(A run of records)
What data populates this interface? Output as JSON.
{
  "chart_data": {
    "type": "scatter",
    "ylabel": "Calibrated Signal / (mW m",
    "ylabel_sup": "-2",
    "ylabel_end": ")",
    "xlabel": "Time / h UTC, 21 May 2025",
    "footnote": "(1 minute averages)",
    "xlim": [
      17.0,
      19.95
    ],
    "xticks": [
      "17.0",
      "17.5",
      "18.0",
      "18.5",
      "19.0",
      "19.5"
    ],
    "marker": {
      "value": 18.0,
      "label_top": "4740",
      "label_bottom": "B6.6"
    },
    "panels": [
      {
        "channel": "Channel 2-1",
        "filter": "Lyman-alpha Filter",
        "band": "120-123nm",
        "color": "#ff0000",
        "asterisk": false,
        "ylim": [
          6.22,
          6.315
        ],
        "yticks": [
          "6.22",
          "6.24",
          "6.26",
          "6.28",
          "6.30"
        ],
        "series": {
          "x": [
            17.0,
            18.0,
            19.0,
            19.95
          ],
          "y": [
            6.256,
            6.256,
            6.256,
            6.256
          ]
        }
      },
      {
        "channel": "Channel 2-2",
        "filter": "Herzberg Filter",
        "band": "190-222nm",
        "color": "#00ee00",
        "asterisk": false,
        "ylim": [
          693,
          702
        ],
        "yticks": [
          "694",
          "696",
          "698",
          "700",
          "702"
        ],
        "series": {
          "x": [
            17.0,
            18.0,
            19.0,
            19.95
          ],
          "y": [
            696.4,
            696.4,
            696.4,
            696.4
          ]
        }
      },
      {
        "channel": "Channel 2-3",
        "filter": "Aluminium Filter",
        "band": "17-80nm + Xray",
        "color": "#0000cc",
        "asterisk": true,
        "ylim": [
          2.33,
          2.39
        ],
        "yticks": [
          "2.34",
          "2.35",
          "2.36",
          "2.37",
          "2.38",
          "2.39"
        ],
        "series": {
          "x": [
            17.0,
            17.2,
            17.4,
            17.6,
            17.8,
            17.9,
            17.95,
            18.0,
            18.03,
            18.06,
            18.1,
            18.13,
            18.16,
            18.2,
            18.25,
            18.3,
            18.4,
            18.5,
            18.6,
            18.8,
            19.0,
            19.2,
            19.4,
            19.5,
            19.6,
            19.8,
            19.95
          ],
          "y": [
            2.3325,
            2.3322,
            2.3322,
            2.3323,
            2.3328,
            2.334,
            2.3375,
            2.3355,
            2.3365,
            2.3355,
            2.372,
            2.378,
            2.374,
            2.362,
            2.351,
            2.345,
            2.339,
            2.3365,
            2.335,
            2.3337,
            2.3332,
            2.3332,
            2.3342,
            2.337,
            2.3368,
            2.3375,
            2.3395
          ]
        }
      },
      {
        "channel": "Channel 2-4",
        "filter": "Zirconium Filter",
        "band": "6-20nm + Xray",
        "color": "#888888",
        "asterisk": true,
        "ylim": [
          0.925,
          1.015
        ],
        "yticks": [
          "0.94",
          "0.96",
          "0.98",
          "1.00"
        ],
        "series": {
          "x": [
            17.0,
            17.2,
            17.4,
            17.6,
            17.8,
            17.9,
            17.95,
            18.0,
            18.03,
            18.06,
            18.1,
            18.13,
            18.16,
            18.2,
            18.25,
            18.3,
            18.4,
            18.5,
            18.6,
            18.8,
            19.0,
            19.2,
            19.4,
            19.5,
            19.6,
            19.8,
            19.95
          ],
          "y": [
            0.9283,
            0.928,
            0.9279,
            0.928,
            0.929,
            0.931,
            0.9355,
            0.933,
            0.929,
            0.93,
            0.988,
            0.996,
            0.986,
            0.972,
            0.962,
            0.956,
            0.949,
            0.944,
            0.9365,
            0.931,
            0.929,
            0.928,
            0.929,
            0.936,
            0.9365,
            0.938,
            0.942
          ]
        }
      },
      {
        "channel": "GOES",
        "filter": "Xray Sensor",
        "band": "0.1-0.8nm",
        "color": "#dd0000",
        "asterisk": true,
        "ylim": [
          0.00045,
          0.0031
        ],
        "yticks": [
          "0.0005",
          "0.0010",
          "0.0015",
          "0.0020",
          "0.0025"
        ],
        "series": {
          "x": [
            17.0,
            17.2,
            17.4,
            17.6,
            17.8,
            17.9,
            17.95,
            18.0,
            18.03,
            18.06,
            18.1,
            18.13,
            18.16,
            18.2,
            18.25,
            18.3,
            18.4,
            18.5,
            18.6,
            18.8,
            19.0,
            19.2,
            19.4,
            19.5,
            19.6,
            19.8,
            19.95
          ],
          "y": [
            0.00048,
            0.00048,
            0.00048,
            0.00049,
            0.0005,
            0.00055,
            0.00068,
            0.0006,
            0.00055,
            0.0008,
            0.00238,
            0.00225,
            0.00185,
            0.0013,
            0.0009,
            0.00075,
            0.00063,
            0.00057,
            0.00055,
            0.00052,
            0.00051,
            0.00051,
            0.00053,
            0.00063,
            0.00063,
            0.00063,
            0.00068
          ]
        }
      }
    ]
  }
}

# TASK INSTRUCTIONS:
Transcribe every line of the data, exactly as it stands.

# TASK ANSWER:
What data populates this interface? Output as JSON.
{
  "chart_data": {
    "type": "scatter",
    "ylabel": "Calibrated Signal / (mW m",
    "ylabel_sup": "-2",
    "ylabel_end": ")",
    "xlabel": "Time / h UTC, 21 May 2025",
    "footnote": "(1 minute averages)",
    "xlim": [
      17.0,
      19.95
    ],
    "xticks": [
      "17.0",
      "17.5",
      "18.0",
      "18.5",
      "19.0",
      "19.5"
    ],
    "marker": {
      "value": 18.0,
      "label_top": "4740",
      "label_bottom": "B6.6"
    },
    "panels": [
      {
        "channel": "Channel 2-1",
        "filter": "Lyman-alpha Filter",
        "band": "120-123nm",
        "color": "#ff0000",
        "asterisk": false,
        "ylim": [
          6.22,
          6.315
        ],
        "yticks": [
          "6.22",
          "6.24",
          "6.26",
          "6.28",
          "6.30"
        ],
        "series": {
          "x": [
            17.0,
            18.0,
            19.0,
            19.95
          ],
          "y": [
            6.256,
            6.256,
            6.256,
            6.256
          ]
        }
      },
      {
        "channel": "Channel 2-2",
        "filter": "Herzberg Filter",
        "band": "190-222nm",
        "color": "#00ee00",
        "asterisk": false,
        "ylim": [
          693,
          702
        ],
        "yticks": [
          "694",
          "696",
          "698",
          "700",
          "702"
        ],
        "series": {
          "x": [
            17.0,
            18.0,
            19.0,
            19.95
          ],
          "y": [
            696.4,
            696.4,
            696.4,
            696.4
          ]
        }
      },
      {
        "channel": "Channel 2-3",
        "filter": "Aluminium Filter",
        "band": "17-80nm + Xray",
        "color": "#0000cc",
        "asterisk": true,
        "ylim": [
          2.33,
          2.39
        ],
        "yticks": [
          "2.34",
          "2.35",
          "2.36",
          "2.37",
          "2.38",
          "2.39"
        ],
        "series": {
          "x": [
            17.0,
            17.2,
            17.4,
            17.6,
            17.8,
            17.9,
            17.95,
            18.0,
            18.03,
            18.06,
            18.1,
            18.13,
            18.16,
            18.2,
            18.25,
            18.3,
            18.4,
            18.5,
            18.6,
            18.8,
            19.0,
            19.2,
            19.4,
            19.5,
            19.6,
            19.8,
            19.95
          ],
          "y": [
            2.3325,
            2.3322,
            2.3322,
            2.3323,
            2.3328,
            2.334,
            2.3375,
            2.3355,
            2.3365,
            2.3355,
            2.372,
            2.378,
            2.374,
            2.362,
            2.351,
            2.345,
            2.339,
            2.3365,
            2.335,
            2.3337,
            2.3332,
            2.3332,
            2.3342,
            2.337,
            2.3368,
            2.3375,
            2.3395
          ]
        }
      },
      {
        "channel": "Channel 2-4",
        "filter": "Zirconium Filter",
        "band": "6-20nm + Xray",
        "color": "#888888",
        "asterisk": true,
        "ylim": [
          0.925,
          1.015
        ],
        "yticks": [
          "0.94",
          "0.96",
          "0.98",
          "1.00"
        ],
        "series": {
          "x": [
            17.0,
            17.2,
            17.4,
            17.6,
            17.8,
            17.9,
            17.95,
            18.0,
            18.03,
            18.06,
            18.1,
            18.13,
            18.16,
            18.2,
            18.25,
            18.3,
            18.4,
            18.5,
            18.6,
            18.8,
            19.0,
            19.2,
            19.4,
            19.5,
            19.6,
            19.8,
            19.95
          ],
          "y": [
            0.9283,
            0.928,
            0.9279,
            0.928,
            0.929,
            0.931,
            0.9355,
            0.933,
            0.929,
            0.93,
            0.988,
            0.996,
            0.986,
            0.972,
            0.962,
            0.956,
            0.949,
            0.944,
            0.9365,
            0.931,
            0.929,
            0.928,
            0.929,
            0.936,
            0.9365,
            0.938,
            0.942
          ]
        }
      },
      {
        "channel": "GOES",
        "filter": "Xray Sensor",
        "band": "0.1-0.8nm",
        "color": "#dd0000",
        "asterisk": true,
        "ylim": [
          0.00045,
          0.0031
        ],
        "yticks": [
          "0.0005",
          "0.0010",
          "0.0015",
          "0.0020",
          "0.0025"
        ],
        "series": {
          "x": [
            17.0,
            17.2,
            17.4,
            17.6,
            17.8,
            17.9,
            17.95,
            18.0,
            18.03,
            18.06,
            18.1,
            18.13,
            18.16,
            18.2,
            18.25,
            18.3,
            18.4,
            18.5,
            18.6,
            18.8,
            19.0,
            19.2,
            19.4,
            19.5,
            19.6,
            19.8,
            19.95
          ],
          "y": [
            0.00048,
            0.00048,
            0.00048,
            0.00049,
            0.0005,
            0.00055,
            0.00068,
            0.0006,
            0.00055,
            0.0008,
            0.00238,
            0.00225,
            0.00185,
            0.0013,
            0.0009,
            0.00075,
            0.00063,
            0.00057,
            0.00055,
            0.00052,
            0.00051,
            0.00051,
            0.00053,
            0.00063,
            0.00063,
            0.00063,
            0.00068
          ]
        }
      }
    ]
  }
}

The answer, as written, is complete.